◆ WRITTEN REQUEST
Quote, without change, all of the lines that follow.
------------------------------------------------------------
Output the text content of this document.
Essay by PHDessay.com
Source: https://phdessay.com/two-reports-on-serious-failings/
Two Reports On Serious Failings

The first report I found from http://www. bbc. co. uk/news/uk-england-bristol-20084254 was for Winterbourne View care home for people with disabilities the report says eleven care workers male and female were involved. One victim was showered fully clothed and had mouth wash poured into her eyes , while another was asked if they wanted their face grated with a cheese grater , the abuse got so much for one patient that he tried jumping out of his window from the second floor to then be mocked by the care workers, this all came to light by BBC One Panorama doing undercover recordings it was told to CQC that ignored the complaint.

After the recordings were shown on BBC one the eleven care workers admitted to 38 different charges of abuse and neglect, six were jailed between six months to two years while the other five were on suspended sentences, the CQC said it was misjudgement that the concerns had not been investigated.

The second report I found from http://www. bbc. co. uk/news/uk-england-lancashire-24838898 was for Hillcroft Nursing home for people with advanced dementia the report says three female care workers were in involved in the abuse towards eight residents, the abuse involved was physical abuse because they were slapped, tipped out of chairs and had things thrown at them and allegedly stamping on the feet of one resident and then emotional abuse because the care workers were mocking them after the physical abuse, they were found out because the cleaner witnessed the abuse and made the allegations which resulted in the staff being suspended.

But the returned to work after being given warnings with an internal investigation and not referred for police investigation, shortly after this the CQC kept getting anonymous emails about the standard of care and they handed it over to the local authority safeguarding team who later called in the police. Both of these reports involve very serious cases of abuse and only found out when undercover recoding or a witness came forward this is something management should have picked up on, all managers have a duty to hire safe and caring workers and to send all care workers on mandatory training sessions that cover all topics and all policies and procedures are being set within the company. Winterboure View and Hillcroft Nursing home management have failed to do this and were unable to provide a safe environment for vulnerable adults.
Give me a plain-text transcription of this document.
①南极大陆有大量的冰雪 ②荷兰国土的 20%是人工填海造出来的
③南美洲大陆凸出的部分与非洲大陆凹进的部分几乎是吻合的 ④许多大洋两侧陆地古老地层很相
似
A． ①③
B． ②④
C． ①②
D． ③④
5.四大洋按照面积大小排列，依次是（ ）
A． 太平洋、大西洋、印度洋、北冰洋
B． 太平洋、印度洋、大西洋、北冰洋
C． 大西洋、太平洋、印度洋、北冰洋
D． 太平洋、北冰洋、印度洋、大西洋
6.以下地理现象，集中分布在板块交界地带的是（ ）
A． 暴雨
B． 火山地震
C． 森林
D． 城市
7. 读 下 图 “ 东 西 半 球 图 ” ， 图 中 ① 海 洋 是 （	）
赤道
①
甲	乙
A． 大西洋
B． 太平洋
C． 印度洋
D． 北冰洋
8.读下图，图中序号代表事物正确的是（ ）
------------------------------------------------------------
◆ OUTPUT FOR THIS EXERCISE
Output the text content of this document.
Essay by PHDessay.com
Source: https://phdessay.com/two-reports-on-serious-failings/
Two Reports On Serious Failings

The first report I found from http://www. bbc. co. uk/news/uk-england-bristol-20084254 was for Winterbourne View care home for people with disabilities the report says eleven care workers male and female were involved. One victim was showered fully clothed and had mouth wash poured into her eyes , while another was asked if they wanted their face grated with a cheese grater , the abuse got so much for one patient that he tried jumping out of his window from the second floor to then be mocked by the care workers, this all came to light by BBC One Panorama doing undercover recordings it was told to CQC that ignored the complaint.

After the recordings were shown on BBC one the eleven care workers admitted to 38 different charges of abuse and neglect, six were jailed between six months to two years while the other five were on suspended sentences, the CQC said it was misjudgement that the concerns had not been investigated.

The second report I found from http://www. bbc. co. uk/news/uk-england-lancashire-24838898 was for Hillcroft Nursing home for people with advanced dementia the report says three female care workers were in involved in the abuse towards eight residents, the abuse involved was physical abuse because they were slapped, tipped out of chairs and had things thrown at them and allegedly stamping on the feet of one resident and then emotional abuse because the care workers were mocking them after the physical abuse, they were found out because the cleaner witnessed the abuse and made the allegations which resulted in the staff being suspended.

But the returned to work after being given warnings with an internal investigation and not referred for police investigation, shortly after this the CQC kept getting anonymous emails about the standard of care and they handed it over to the local authority safeguarding team who later called in the police. Both of these reports involve very serious cases of abuse and only found out when undercover recoding or a witness came forward this is something management should have picked up on, all managers have a duty to hire safe and caring workers and to send all care workers on mandatory training sessions that cover all topics and all policies and procedures are being set within the company. Winterboure View and Hillcroft Nursing home management have failed to do this and were unable to provide a safe environment for vulnerable adults.
Give me a plain-text transcription of this document.
①南极大陆有大量的冰雪 ②荷兰国土的 20%是人工填海造出来的
③南美洲大陆凸出的部分与非洲大陆凹进的部分几乎是吻合的 ④许多大洋两侧陆地古老地层很相
似
A． ①③
B． ②④
C． ①②
D． ③④
5.四大洋按照面积大小排列，依次是（ ）
A． 太平洋、大西洋、印度洋、北冰洋
B． 太平洋、印度洋、大西洋、北冰洋
C． 大西洋、太平洋、印度洋、北冰洋
D． 太平洋、北冰洋、印度洋、大西洋
6.以下地理现象，集中分布在板块交界地带的是（ ）
A． 暴雨
B． 火山地震
C． 森林
D． 城市
7. 读 下 图 “ 东 西 半 球 图 ” ， 图 中 ① 海 洋 是 （	）
赤道
①
甲	乙
A． 大西洋
B． 太平洋
C． 印度洋
D． 北冰洋
8.读下图，图中序号代表事物正确的是（ ）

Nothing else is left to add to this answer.